* _DATA_:
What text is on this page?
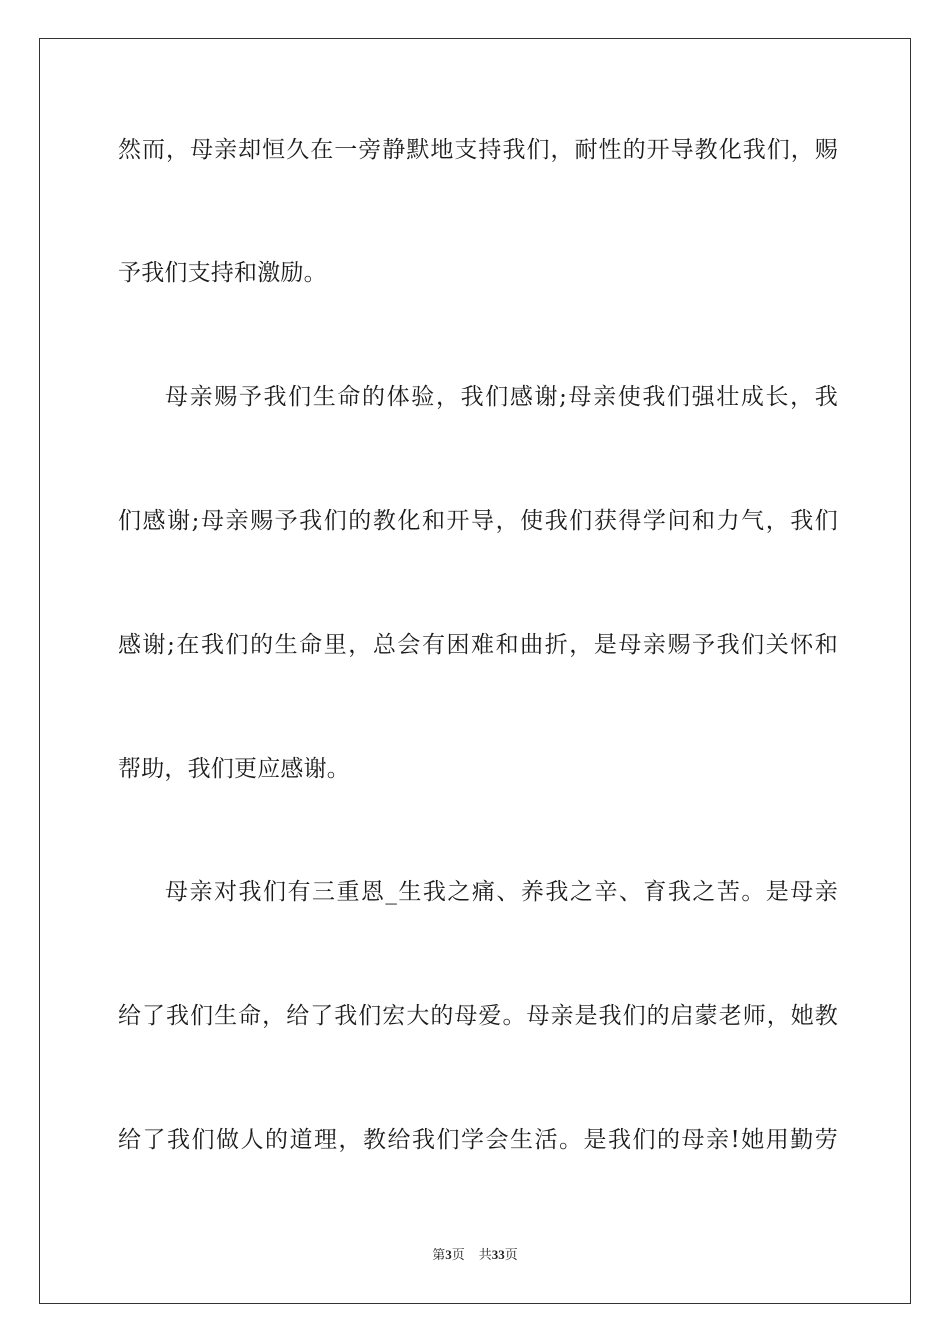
然而，母亲却恒久在一旁静默地支持我们，耐性的开导教化我们，赐
予我们支持和激励。
母亲赐予我们生命的体验，我们感谢;母亲使我们强壮成长，我
们感谢;母亲赐予我们的教化和开导，使我们获得学问和力气，我们
感谢;在我们的生命里，总会有困难和曲折，是母亲赐予我们关怀和
帮助，我们更应感谢。
母亲对我们有三重恩_生我之痛、养我之辛、育我之苦。是母亲
给了我们生命，给了我们宏大的母爱。母亲是我们的启蒙老师，她教
给了我们做人的道理，教给我们学会生活。是我们的母亲!她用勤劳
第3页 共33页
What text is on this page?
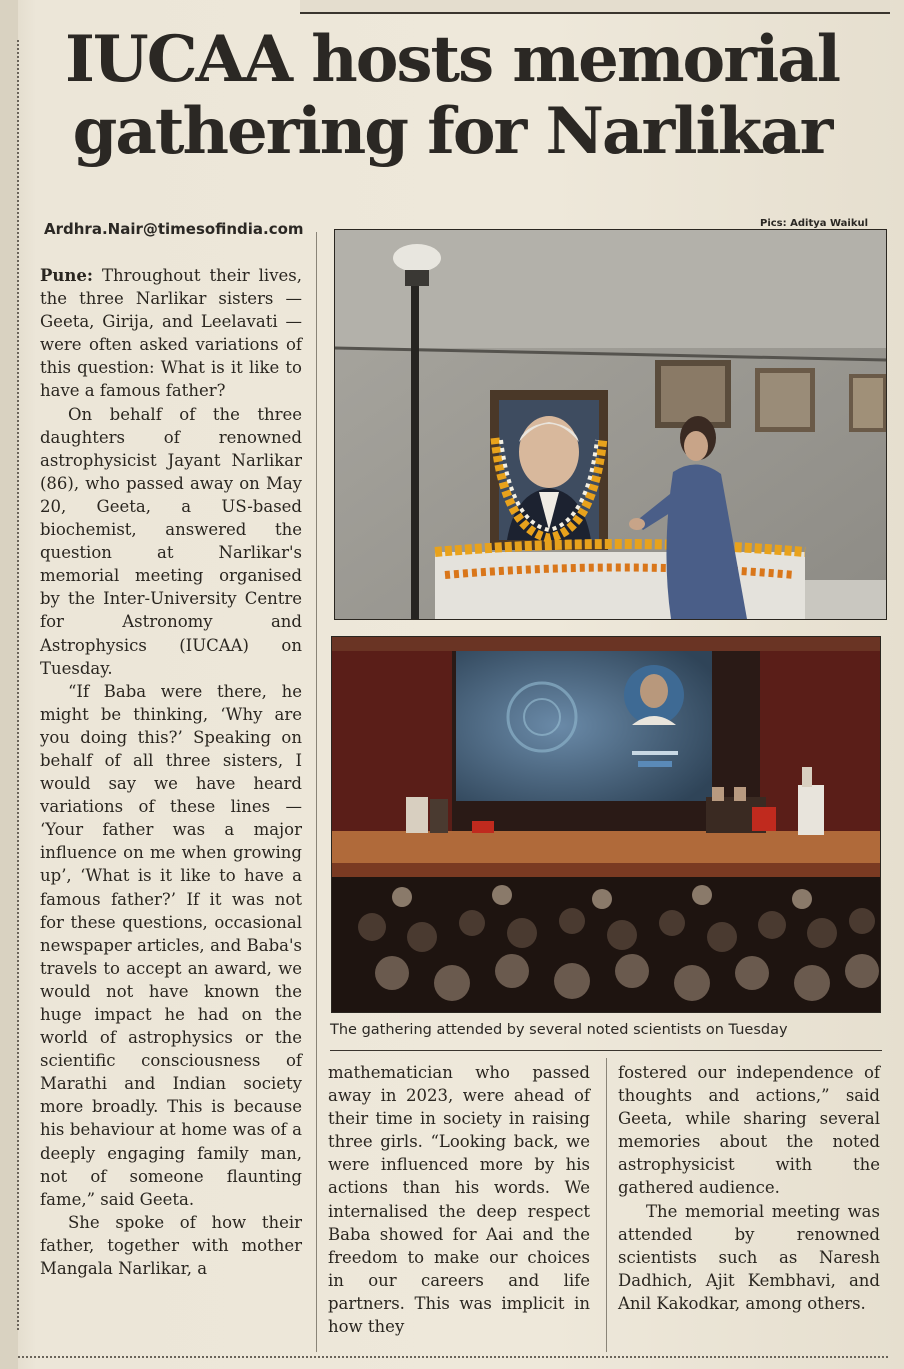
IUCAA hosts memorial
gathering for Narlikar
Ardhra.Nair@timesofindia.com	Pics: Aditya Waikul

Pune: Throughout their lives, the three Narlikar sisters — Geeta, Girija, and Leelavati — were often asked variations of this question: What is it like to have a famous father?

On behalf of the three daughters of renowned astrophysicist Jayant Narlikar (86), who passed away on May 20, Geeta, a US-based biochemist, answered the question at Narlikar's memorial meeting organised by the Inter-University Centre for Astronomy and Astrophysics (IUCAA) on Tuesday.

“If Baba were there, he might be thinking, ‘Why are you doing this?’ Speaking on behalf of all three sisters, I would say we have heard variations of these lines — ‘Your father was a major influence on me when growing up’, ‘What is it like to have a famous father?’ If it was not for these questions, occasional newspaper articles, and Baba's travels to accept an award, we would not have known the huge impact he had on the world of astrophysics or the scientific consciousness of Marathi and Indian society more broadly. This is because his behaviour at home was of a deeply engaging family man, not of someone flaunting fame,” said Geeta.

She spoke of how their father, together with mother Mangala Narlikar, a

The gathering attended by several noted scientists on Tuesday

mathematician who passed away in 2023, were ahead of their time in society in raising three girls. “Looking back, we were influenced more by his actions than his words. We internalised the deep respect Baba showed for Aai and the freedom to make our choices in our careers and life partners. This was implicit in how they

fostered our independence of thoughts and actions,” said Geeta, while sharing several memories about the noted astrophysicist with the gathered audience.

The memorial meeting was attended by renowned scientists such as Naresh Dadhich, Ajit Kembhavi, and Anil Kakodkar, among others.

* _REQUIREMENT_: Without the pictures, transcribe the listing above exactly.

* _EXERCISE ANSWER_:
What text is on this page?
然而，母亲却恒久在一旁静默地支持我们，耐性的开导教化我们，赐
予我们支持和激励。
母亲赐予我们生命的体验，我们感谢;母亲使我们强壮成长，我
们感谢;母亲赐予我们的教化和开导，使我们获得学问和力气，我们
感谢;在我们的生命里，总会有困难和曲折，是母亲赐予我们关怀和
帮助，我们更应感谢。
母亲对我们有三重恩_生我之痛、养我之辛、育我之苦。是母亲
给了我们生命，给了我们宏大的母爱。母亲是我们的启蒙老师，她教
给了我们做人的道理，教给我们学会生活。是我们的母亲!她用勤劳
第3页 共33页
What text is on this page?
IUCAA hosts memorial
gathering for Narlikar
Ardhra.Nair@timesofindia.com	Pics: Aditya Waikul

Pune: Throughout their lives, the three Narlikar sisters — Geeta, Girija, and Leelavati — were often asked variations of this question: What is it like to have a famous father?

On behalf of the three daughters of renowned astrophysicist Jayant Narlikar (86), who passed away on May 20, Geeta, a US-based biochemist, answered the question at Narlikar's memorial meeting organised by the Inter-University Centre for Astronomy and Astrophysics (IUCAA) on Tuesday.

“If Baba were there, he might be thinking, ‘Why are you doing this?’ Speaking on behalf of all three sisters, I would say we have heard variations of these lines — ‘Your father was a major influence on me when growing up’, ‘What is it like to have a famous father?’ If it was not for these questions, occasional newspaper articles, and Baba's travels to accept an award, we would not have known the huge impact he had on the world of astrophysics or the scientific consciousness of Marathi and Indian society more broadly. This is because his behaviour at home was of a deeply engaging family man, not of someone flaunting fame,” said Geeta.

She spoke of how their father, together with mother Mangala Narlikar, a

The gathering attended by several noted scientists on Tuesday

mathematician who passed away in 2023, were ahead of their time in society in raising three girls. “Looking back, we were influenced more by his actions than his words. We internalised the deep respect Baba showed for Aai and the freedom to make our choices in our careers and life partners. This was implicit in how they

fostered our independence of thoughts and actions,” said Geeta, while sharing several memories about the noted astrophysicist with the gathered audience.

The memorial meeting was attended by renowned scientists such as Naresh Dadhich, Ajit Kembhavi, and Anil Kakodkar, among others.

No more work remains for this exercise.